Some records:
## BEGIN
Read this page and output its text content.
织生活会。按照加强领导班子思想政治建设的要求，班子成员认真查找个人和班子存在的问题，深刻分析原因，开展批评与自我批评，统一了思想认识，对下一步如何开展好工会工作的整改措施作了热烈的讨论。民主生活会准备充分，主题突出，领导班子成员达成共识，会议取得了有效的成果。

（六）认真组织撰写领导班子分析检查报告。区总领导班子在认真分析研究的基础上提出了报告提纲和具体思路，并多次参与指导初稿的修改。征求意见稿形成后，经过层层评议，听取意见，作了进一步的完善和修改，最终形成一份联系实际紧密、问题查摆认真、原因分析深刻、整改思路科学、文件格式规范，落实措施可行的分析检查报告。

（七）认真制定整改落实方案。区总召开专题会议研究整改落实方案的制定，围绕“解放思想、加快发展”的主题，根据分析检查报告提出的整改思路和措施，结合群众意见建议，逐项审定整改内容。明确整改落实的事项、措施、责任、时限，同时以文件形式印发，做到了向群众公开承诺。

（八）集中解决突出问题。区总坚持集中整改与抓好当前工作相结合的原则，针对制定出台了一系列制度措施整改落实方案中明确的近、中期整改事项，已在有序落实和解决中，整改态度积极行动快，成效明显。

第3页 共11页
## END
## BEGIN
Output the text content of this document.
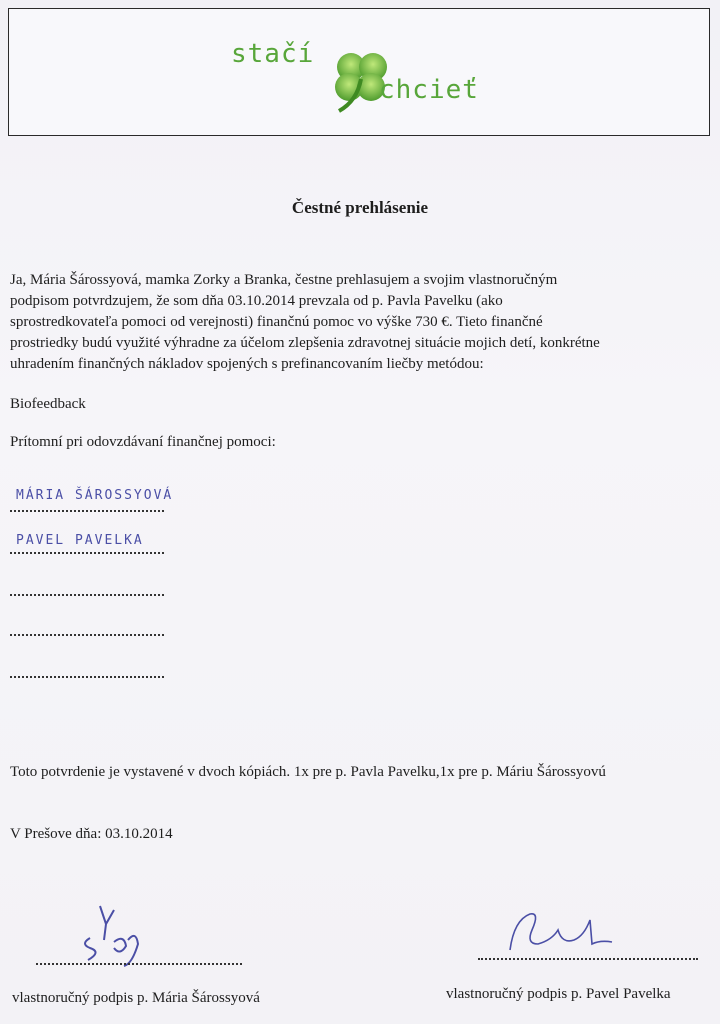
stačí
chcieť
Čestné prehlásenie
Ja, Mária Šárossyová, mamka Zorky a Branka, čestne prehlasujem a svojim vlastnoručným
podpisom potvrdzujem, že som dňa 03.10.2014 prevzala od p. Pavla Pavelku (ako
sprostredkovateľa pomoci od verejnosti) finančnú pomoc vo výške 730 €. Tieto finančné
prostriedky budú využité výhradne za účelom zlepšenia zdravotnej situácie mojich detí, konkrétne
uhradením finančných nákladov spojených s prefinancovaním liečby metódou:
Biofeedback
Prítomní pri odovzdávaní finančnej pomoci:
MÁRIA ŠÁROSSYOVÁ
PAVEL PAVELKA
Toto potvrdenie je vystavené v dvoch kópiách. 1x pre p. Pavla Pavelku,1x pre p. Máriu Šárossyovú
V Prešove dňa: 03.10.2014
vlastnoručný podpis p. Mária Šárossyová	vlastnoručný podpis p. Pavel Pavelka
## END
TASK TO COMPLETE: In the listing above, find the lines holding the word "content" and copy them.

SOLUTION BELOW:
Read this page and output its text content.
Output the text content of this document.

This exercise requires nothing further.